▶ Task instructions:
Go through the data below and gather each line containing "automatically".

start

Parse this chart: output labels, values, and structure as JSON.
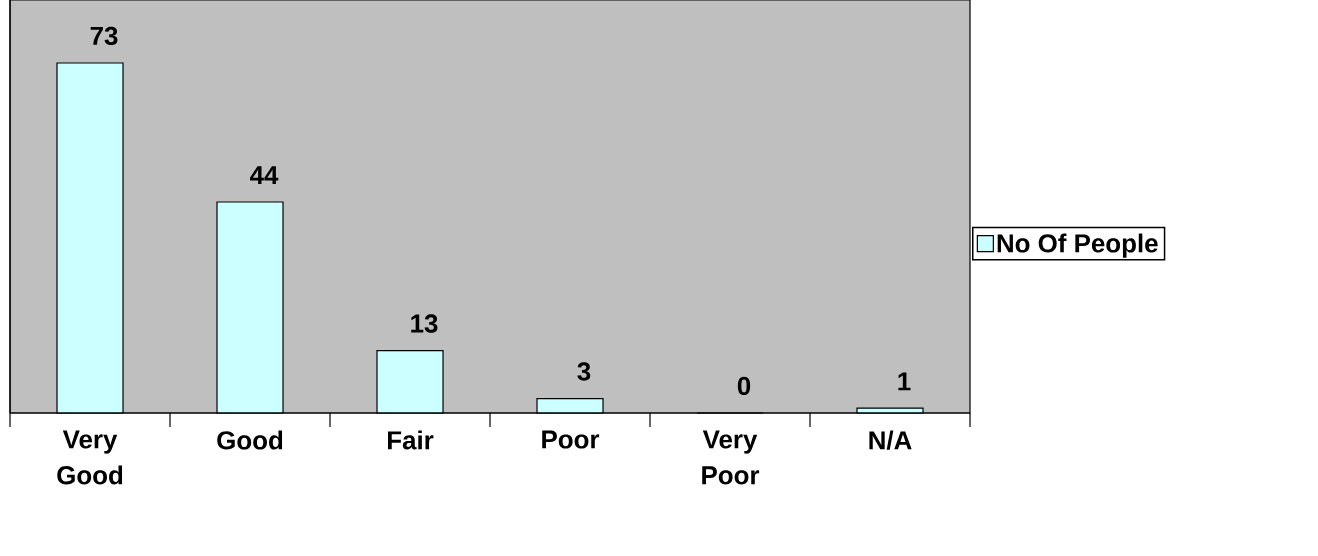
{
  "chart_data": {
    "type": "bar",
    "categories": [
      "Very Good",
      "Good",
      "Fair",
      "Poor",
      "Very Poor",
      "N/A"
    ],
    "series": [
      {
        "name": "No Of People",
        "color": "#ccffff",
        "values": [
          73,
          44,
          13,
          3,
          0,
          1
        ]
      }
    ],
    "data_labels": true,
    "legend": "right"
  }
}
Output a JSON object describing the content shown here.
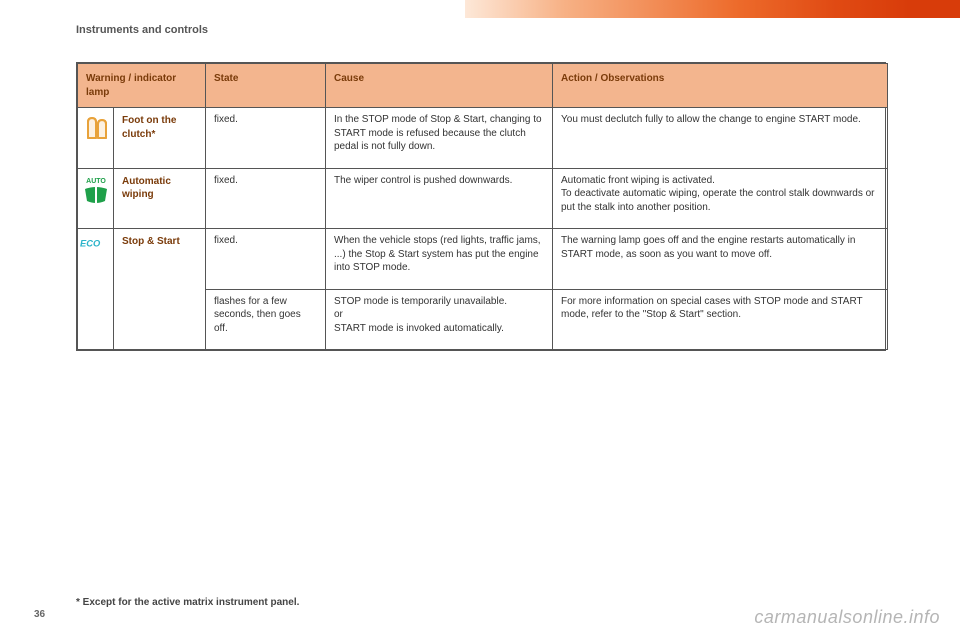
{
  "page": {
    "section_title": "Instruments and controls",
    "page_number": "36",
    "footnote": "* Except for the active matrix instrument panel.",
    "watermark": "carmanualsonline.info"
  },
  "table": {
    "headers": {
      "col1": "Warning / indicator lamp",
      "col2": "State",
      "col3": "Cause",
      "col4": "Action / Observations"
    },
    "header_bg": "#f3b58e",
    "header_color": "#7a3b0a",
    "border_color": "#555555",
    "rows": [
      {
        "icon": "foot-clutch",
        "name": "Foot on the clutch*",
        "state": "fixed.",
        "cause": "In the STOP mode of Stop & Start, changing to START mode is refused because the clutch pedal is not fully down.",
        "action": "You must declutch fully to allow the change to engine START mode."
      },
      {
        "icon": "auto-wiping",
        "name": "Automatic wiping",
        "state": "fixed.",
        "cause": "The wiper control is pushed downwards.",
        "action": "Automatic front wiping is activated.\nTo deactivate automatic wiping, operate the control stalk downwards or put the stalk into another position."
      },
      {
        "icon": "eco",
        "name": "Stop & Start",
        "state": "fixed.",
        "cause": "When the vehicle stops (red lights, traffic jams, ...) the Stop & Start system has put the engine into STOP mode.",
        "action": "The warning lamp goes off and the engine restarts automatically in START mode, as soon as you want to move off."
      },
      {
        "state": "flashes for a few seconds, then goes off.",
        "cause": "STOP mode is temporarily unavailable.\nor\nSTART mode is invoked automatically.",
        "action": "For more information on special cases with STOP mode and START mode, refer to the \"Stop & Start\" section."
      }
    ]
  },
  "colors": {
    "icon_orange": "#e8a23a",
    "icon_green": "#1fa04a",
    "icon_cyan": "#2bb3c9",
    "text_body": "#333333"
  }
}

end

▶ Output for this task:
        "action": "The warning lamp goes off and the engine restarts automatically in START mode, as soon as you want to move off."
        "cause": "STOP mode is temporarily unavailable.\nor\nSTART mode is invoked automatically.",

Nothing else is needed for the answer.